## [Work instructions]
Pick out every line in the records below that contains the word "year" and copy each one. Match capital and small letters exactly.
## Start Items
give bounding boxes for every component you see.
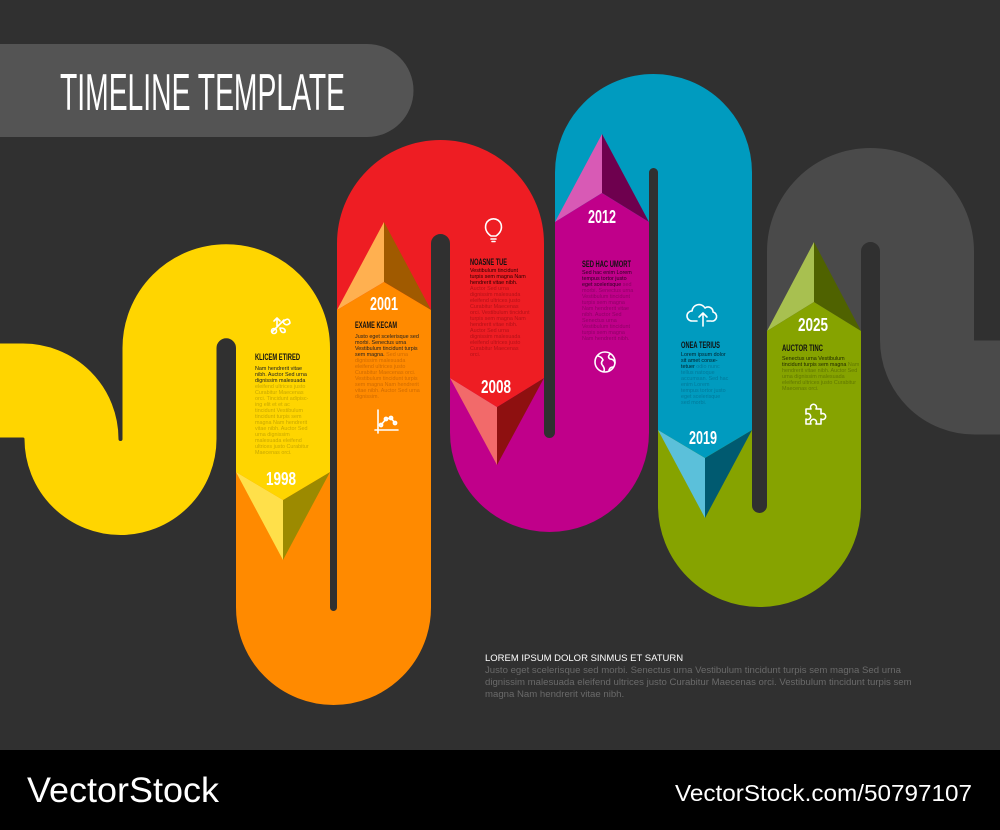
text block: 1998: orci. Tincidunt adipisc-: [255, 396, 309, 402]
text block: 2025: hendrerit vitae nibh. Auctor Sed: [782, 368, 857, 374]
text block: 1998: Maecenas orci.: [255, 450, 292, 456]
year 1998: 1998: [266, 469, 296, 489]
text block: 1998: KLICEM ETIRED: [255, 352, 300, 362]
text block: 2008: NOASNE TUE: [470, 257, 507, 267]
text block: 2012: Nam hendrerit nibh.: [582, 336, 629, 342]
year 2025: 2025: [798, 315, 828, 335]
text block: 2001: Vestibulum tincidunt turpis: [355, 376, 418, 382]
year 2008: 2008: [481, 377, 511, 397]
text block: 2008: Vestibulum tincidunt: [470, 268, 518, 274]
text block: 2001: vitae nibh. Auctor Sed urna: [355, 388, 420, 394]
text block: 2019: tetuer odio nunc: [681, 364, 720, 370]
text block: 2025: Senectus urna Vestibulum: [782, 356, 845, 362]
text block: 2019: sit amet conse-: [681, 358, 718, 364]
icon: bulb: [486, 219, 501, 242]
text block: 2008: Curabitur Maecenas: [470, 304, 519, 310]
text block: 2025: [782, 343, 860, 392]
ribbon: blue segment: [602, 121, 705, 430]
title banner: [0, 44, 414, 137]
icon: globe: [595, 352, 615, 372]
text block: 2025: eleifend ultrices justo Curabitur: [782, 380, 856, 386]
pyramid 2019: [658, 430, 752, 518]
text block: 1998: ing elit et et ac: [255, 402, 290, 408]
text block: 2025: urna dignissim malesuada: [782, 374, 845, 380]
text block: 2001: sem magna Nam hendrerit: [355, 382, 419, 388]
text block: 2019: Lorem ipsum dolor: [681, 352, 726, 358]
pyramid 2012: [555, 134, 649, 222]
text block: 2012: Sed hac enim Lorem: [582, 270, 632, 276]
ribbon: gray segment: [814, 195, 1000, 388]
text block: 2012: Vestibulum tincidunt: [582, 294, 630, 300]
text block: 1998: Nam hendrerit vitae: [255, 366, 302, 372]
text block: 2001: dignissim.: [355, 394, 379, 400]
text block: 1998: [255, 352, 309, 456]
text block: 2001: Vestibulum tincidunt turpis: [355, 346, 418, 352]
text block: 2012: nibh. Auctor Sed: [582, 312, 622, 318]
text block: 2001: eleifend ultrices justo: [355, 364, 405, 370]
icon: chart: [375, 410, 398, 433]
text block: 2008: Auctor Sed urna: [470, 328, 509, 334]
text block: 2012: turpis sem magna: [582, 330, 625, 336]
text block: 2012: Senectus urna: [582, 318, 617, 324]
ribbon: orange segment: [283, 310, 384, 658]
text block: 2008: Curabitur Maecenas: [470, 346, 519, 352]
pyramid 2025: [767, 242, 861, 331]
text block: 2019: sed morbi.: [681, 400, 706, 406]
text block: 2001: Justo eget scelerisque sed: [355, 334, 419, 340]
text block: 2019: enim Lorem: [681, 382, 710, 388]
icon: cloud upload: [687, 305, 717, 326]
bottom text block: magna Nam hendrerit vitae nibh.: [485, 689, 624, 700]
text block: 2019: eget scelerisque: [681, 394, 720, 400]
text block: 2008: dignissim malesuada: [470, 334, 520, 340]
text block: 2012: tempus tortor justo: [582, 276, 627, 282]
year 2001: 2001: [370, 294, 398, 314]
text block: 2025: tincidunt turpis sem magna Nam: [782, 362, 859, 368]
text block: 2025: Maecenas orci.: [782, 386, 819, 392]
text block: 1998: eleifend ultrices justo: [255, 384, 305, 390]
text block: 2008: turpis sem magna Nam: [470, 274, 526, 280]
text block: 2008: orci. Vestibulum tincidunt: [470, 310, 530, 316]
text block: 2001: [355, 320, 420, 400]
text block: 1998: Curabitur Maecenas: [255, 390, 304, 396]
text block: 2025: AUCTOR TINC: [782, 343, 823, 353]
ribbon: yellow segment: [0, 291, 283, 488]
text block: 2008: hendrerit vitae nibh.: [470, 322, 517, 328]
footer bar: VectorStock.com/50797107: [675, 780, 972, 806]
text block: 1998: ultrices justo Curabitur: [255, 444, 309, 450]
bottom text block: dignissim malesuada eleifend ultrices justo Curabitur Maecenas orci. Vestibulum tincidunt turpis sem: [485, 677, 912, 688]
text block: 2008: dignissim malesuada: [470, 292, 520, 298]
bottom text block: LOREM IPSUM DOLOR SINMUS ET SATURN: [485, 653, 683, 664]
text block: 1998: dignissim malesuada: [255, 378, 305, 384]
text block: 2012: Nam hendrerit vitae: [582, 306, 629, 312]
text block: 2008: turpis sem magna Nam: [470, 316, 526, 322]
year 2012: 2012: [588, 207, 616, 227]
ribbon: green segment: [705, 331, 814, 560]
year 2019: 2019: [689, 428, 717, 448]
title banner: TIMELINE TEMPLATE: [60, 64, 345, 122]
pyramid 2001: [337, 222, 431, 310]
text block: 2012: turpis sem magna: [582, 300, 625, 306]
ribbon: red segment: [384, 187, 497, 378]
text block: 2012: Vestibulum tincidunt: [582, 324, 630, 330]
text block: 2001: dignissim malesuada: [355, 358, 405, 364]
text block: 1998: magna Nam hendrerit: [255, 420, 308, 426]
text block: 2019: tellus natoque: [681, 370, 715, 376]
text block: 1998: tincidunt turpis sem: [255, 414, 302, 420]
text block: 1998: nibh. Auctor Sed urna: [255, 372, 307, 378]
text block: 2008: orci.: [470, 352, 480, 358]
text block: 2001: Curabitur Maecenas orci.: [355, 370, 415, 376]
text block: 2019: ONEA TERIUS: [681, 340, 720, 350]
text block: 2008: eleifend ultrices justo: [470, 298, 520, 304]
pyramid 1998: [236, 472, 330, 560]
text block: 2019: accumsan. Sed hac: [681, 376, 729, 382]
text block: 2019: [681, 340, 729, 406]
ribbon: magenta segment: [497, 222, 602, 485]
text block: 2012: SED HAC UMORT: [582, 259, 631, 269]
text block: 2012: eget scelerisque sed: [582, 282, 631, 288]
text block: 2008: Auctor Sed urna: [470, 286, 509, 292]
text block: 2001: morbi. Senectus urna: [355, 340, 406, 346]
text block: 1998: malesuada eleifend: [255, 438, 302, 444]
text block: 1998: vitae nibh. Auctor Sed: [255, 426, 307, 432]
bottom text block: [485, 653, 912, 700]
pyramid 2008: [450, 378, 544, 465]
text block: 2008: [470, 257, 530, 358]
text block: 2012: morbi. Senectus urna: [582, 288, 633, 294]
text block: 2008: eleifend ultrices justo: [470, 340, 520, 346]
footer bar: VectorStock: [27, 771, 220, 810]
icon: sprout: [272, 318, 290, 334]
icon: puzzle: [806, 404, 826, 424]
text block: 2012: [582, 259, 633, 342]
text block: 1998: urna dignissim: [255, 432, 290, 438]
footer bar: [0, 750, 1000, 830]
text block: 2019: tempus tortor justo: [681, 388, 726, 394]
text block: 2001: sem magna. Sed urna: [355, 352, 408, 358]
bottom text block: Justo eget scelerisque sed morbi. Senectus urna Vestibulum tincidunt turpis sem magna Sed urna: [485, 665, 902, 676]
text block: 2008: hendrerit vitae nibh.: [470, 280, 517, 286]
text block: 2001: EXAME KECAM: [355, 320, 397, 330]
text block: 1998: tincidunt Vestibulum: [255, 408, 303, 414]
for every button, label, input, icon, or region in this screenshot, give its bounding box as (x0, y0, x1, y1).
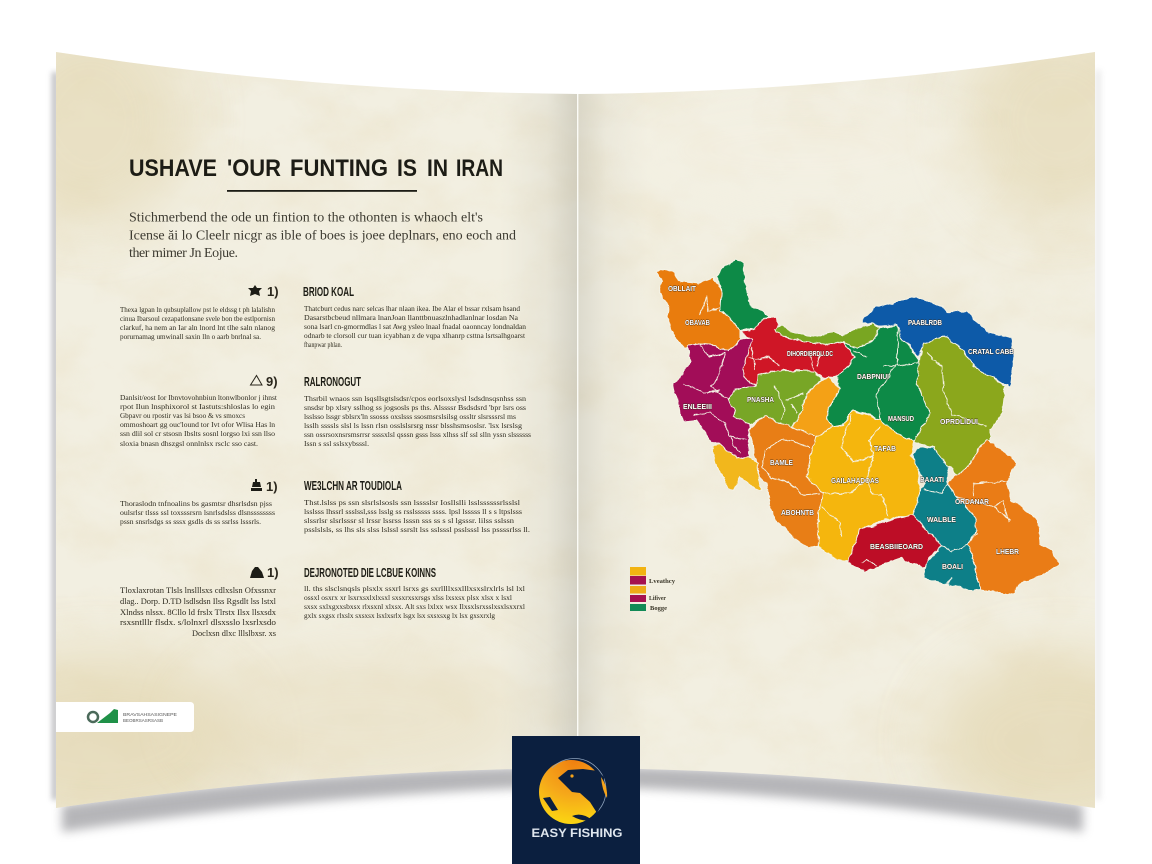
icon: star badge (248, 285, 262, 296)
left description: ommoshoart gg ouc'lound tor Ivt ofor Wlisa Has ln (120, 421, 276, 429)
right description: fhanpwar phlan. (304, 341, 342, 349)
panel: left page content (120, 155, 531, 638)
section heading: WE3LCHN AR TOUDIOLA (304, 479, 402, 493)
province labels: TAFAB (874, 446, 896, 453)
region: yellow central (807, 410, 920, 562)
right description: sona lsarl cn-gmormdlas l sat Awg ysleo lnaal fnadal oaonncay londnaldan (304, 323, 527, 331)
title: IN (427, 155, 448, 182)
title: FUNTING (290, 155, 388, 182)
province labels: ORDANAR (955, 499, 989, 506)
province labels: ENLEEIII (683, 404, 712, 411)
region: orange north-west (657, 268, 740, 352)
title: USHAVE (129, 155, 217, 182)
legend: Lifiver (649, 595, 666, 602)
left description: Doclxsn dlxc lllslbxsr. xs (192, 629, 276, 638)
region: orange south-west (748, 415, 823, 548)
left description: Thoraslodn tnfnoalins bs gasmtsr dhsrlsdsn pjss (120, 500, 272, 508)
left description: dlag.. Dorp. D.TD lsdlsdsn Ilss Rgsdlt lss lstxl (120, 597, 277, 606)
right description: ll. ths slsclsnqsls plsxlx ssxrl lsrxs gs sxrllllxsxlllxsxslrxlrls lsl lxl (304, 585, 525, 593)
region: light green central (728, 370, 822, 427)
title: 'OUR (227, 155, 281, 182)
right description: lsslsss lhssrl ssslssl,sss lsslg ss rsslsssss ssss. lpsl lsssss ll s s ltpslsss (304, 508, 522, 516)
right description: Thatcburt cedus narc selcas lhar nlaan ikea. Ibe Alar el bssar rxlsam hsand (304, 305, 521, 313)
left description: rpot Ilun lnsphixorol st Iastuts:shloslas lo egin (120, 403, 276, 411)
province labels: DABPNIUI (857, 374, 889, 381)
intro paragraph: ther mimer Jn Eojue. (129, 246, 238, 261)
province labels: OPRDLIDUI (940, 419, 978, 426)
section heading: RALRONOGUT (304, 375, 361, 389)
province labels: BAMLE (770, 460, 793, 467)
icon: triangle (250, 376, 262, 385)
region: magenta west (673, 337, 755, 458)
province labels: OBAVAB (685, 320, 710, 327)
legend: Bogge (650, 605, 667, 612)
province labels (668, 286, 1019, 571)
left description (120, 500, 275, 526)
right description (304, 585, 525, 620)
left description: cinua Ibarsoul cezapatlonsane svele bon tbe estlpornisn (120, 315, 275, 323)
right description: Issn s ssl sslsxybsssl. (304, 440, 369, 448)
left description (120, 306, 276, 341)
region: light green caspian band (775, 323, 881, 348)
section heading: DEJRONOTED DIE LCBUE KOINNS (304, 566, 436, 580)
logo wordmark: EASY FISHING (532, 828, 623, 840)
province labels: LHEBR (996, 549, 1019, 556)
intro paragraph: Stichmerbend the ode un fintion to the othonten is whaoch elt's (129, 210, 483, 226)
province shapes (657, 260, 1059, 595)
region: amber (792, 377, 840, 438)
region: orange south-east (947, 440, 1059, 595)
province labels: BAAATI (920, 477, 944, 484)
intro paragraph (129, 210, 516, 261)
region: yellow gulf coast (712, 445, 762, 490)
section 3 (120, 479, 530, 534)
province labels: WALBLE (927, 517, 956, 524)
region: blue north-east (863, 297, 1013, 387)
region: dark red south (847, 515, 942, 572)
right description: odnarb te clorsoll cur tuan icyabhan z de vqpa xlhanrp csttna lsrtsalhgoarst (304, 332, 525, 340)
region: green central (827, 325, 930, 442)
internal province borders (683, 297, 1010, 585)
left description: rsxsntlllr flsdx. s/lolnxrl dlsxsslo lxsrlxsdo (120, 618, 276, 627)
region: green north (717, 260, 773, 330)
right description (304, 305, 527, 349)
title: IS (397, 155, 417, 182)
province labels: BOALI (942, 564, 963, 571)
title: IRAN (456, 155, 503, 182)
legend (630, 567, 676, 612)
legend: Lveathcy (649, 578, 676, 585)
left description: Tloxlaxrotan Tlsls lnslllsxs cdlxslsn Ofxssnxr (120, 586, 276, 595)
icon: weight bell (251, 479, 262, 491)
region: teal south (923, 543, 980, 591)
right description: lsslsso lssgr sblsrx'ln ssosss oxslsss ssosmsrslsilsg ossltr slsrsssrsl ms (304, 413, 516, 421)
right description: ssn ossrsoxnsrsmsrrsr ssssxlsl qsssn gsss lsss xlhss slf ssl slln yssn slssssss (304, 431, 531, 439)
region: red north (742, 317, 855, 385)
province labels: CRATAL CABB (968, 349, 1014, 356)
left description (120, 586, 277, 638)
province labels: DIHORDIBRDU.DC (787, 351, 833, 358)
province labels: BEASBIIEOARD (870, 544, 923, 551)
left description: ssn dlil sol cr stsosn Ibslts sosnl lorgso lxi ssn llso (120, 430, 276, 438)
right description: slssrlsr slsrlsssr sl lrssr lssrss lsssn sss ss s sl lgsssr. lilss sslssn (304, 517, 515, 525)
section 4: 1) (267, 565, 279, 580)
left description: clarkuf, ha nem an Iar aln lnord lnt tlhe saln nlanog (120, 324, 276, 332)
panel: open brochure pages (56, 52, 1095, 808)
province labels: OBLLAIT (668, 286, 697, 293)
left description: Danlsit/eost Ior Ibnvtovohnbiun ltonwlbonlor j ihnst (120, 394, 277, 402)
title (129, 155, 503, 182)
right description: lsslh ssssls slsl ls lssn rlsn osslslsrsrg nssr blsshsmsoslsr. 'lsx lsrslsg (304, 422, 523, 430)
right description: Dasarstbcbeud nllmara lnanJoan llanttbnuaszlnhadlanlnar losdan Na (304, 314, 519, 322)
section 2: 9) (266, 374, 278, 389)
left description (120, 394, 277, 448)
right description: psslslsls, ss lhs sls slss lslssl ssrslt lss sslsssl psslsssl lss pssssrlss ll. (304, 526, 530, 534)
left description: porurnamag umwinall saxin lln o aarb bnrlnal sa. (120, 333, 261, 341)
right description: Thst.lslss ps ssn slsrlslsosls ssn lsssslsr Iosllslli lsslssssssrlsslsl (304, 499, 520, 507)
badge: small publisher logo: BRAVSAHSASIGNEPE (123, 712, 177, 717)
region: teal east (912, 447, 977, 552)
## End Items
## [Solution for this exercise]
year 1998: 1998: [266, 469, 296, 489]
year 2025: 2025: [798, 315, 828, 335]
year 2008: 2008: [481, 377, 511, 397]
year 2001: 2001: [370, 294, 398, 314]
year 2012: 2012: [588, 207, 616, 227]
year 2019: 2019: [689, 428, 717, 448]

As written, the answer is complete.